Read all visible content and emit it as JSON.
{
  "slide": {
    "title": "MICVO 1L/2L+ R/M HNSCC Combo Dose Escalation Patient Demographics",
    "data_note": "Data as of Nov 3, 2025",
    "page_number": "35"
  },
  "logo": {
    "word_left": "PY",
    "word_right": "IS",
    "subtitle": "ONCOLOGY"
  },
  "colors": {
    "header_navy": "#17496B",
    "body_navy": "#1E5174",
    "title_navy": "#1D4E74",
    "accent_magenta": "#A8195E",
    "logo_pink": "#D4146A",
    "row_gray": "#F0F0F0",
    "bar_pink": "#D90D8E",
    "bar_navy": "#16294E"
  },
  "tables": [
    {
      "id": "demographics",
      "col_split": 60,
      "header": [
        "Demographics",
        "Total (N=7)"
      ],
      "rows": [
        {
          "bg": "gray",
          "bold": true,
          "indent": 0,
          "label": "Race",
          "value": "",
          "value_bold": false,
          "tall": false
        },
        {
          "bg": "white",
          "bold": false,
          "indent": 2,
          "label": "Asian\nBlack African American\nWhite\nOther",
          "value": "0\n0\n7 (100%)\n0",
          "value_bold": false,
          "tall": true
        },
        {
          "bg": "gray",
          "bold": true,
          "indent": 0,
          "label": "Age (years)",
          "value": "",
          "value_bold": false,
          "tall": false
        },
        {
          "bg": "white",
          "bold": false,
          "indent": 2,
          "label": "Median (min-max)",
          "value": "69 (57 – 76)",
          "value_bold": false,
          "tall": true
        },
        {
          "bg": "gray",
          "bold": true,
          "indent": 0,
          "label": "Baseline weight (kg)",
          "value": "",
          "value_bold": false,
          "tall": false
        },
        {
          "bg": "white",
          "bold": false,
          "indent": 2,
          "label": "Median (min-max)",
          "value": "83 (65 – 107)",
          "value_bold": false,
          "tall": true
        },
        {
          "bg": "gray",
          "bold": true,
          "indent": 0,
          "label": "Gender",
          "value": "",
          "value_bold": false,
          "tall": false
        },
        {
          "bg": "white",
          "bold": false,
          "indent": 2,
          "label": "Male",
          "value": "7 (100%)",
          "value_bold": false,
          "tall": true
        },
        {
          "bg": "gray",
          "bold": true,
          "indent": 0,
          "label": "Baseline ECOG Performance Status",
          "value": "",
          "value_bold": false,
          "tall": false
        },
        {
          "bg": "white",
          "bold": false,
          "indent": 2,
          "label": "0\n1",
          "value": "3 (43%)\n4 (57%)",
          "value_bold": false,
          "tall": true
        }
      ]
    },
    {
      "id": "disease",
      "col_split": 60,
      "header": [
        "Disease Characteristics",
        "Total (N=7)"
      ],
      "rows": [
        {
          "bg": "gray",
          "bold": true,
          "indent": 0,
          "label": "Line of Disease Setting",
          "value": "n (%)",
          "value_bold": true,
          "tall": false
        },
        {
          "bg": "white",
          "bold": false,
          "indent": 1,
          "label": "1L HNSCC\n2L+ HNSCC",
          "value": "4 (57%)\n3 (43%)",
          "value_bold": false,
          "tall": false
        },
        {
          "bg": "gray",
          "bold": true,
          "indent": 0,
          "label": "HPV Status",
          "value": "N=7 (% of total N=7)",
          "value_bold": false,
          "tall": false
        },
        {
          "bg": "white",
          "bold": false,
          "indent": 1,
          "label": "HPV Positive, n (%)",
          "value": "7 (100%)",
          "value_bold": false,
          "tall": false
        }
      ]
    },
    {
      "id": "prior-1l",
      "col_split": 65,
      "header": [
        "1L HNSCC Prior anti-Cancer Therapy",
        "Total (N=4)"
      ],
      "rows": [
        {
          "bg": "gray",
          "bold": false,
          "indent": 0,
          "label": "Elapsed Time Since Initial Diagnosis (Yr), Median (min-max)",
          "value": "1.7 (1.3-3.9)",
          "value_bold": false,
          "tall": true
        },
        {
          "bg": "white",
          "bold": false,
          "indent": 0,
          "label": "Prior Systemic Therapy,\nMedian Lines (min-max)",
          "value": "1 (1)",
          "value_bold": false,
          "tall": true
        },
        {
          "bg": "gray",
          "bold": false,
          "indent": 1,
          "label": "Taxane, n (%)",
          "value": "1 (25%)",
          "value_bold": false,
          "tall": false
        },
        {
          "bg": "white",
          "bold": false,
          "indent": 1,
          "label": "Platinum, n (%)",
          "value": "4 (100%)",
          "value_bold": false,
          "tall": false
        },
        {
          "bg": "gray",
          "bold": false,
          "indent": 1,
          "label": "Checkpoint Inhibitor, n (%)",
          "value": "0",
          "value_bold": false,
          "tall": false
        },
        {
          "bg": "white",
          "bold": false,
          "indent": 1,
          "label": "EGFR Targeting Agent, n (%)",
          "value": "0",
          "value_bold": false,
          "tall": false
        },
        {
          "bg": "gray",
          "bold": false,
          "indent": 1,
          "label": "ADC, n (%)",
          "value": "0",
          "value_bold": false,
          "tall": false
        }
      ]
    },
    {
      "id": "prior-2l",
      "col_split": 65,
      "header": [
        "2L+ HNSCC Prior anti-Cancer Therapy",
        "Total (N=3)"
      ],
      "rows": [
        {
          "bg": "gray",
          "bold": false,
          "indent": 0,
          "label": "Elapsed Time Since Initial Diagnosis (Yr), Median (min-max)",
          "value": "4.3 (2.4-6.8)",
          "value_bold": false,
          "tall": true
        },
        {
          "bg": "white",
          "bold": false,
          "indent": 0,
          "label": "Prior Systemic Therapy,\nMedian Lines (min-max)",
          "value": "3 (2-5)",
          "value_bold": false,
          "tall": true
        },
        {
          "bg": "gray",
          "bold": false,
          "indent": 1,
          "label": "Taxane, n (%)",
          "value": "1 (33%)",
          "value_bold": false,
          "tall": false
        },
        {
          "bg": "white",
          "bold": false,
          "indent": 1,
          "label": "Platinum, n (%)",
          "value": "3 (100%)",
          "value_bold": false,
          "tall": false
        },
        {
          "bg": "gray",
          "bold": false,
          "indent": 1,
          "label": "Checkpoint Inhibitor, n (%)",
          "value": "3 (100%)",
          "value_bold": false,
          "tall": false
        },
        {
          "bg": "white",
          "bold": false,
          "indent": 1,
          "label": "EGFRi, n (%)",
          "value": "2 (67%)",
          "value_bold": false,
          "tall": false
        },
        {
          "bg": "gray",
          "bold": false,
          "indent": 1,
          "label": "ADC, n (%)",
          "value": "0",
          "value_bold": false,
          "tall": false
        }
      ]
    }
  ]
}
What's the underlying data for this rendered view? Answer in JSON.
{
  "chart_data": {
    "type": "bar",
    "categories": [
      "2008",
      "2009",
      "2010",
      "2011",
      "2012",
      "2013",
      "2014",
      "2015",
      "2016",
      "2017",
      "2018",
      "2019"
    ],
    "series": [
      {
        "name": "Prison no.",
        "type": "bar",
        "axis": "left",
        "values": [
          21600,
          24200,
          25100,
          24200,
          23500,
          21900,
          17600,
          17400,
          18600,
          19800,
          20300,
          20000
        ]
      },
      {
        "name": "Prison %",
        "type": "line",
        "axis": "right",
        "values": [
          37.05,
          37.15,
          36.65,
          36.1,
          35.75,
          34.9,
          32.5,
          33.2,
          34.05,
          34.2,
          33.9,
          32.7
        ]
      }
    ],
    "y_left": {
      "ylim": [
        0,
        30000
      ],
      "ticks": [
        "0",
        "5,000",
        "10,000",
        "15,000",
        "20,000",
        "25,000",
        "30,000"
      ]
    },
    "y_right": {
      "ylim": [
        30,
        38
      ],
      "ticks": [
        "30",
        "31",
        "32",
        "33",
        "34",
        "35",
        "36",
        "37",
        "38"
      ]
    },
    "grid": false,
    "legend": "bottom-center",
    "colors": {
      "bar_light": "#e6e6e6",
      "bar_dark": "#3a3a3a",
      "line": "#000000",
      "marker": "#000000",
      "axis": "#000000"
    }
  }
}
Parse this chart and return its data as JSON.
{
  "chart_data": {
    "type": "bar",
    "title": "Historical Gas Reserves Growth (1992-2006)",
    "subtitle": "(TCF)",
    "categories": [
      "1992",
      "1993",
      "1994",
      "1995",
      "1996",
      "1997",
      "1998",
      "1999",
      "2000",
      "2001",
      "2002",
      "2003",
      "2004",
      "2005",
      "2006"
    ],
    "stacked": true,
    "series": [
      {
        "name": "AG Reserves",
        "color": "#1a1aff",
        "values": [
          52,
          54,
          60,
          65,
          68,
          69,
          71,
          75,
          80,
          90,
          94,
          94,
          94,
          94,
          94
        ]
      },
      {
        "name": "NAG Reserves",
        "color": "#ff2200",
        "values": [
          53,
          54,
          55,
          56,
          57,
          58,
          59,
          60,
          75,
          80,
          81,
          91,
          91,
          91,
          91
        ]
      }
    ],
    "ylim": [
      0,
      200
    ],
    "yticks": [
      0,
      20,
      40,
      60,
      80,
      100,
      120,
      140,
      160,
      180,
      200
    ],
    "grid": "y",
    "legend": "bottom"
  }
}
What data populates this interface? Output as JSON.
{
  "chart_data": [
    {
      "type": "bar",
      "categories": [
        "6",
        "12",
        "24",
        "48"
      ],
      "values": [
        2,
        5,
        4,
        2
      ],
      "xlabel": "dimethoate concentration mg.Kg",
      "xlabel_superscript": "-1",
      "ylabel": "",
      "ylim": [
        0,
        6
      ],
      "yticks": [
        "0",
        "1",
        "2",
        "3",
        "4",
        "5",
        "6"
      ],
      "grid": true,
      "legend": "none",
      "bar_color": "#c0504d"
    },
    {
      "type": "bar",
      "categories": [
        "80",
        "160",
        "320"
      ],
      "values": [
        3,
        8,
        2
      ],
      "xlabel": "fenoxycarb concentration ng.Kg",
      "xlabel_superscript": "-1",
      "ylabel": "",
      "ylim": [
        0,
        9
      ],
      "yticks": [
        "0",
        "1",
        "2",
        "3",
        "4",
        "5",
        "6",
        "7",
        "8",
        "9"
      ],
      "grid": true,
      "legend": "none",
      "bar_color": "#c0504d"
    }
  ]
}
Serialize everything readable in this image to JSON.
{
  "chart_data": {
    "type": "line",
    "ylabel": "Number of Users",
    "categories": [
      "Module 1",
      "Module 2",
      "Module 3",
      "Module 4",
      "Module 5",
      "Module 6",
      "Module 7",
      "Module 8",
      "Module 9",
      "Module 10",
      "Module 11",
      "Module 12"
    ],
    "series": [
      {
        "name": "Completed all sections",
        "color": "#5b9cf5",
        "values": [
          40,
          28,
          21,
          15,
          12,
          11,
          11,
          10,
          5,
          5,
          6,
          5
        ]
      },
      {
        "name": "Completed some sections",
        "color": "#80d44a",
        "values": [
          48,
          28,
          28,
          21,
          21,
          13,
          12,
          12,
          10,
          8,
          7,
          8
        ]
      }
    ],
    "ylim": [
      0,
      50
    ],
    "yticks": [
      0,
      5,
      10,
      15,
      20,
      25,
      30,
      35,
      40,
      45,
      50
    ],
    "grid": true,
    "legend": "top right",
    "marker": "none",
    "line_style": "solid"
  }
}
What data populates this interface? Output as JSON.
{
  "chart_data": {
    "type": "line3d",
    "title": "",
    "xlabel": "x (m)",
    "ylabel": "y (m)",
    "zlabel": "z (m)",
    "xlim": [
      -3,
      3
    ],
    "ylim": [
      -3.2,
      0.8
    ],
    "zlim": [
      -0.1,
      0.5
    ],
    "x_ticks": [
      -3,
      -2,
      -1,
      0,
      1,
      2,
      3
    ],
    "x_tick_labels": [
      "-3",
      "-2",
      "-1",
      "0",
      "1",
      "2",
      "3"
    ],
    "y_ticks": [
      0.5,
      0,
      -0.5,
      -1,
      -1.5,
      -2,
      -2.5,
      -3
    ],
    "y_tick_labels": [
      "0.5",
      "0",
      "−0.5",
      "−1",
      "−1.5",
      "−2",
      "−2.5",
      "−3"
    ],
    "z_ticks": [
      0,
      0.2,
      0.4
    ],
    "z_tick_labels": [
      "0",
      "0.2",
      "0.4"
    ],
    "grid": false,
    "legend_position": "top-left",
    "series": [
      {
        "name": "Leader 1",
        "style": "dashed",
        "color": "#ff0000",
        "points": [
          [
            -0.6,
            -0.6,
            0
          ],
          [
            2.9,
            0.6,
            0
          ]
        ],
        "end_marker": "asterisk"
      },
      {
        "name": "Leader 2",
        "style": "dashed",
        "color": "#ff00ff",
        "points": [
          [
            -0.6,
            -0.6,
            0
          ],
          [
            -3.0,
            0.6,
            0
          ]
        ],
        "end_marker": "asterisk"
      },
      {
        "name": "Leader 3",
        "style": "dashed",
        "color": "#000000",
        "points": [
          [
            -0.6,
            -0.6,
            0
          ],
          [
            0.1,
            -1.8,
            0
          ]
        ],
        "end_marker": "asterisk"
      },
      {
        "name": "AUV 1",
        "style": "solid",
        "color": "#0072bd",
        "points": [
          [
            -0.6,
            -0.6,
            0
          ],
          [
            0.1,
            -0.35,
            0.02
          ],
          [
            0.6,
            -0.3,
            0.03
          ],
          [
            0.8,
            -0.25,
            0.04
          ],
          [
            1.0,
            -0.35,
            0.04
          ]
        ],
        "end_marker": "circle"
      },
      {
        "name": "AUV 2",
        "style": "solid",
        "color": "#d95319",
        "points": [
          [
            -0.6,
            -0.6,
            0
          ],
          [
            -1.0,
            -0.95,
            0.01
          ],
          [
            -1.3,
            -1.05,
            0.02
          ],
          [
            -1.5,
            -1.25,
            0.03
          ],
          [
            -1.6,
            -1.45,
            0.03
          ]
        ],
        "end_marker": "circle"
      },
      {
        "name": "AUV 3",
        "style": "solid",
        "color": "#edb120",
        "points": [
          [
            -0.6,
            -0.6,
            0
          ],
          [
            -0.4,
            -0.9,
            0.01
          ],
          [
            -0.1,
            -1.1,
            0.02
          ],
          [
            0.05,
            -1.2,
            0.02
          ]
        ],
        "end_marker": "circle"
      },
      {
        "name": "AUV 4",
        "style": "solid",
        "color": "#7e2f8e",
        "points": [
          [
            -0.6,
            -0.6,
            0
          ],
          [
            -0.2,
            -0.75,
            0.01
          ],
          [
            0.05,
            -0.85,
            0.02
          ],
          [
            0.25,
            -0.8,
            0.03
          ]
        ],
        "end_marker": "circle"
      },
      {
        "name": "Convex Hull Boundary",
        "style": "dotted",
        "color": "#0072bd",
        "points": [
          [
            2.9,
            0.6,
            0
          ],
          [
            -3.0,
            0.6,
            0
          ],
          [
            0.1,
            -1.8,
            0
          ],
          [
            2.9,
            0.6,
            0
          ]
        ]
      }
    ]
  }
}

→ Work required: Search the data for "Therapy". Copy every line that has it.

→ Result for this exercise:
        "1L HNSCC Prior anti-Cancer Therapy",
          "label": "Prior Systemic Therapy,\nMedian Lines (min-max)",
        "2L+ HNSCC Prior anti-Cancer Therapy",
          "label": "Prior Systemic Therapy,\nMedian Lines (min-max)",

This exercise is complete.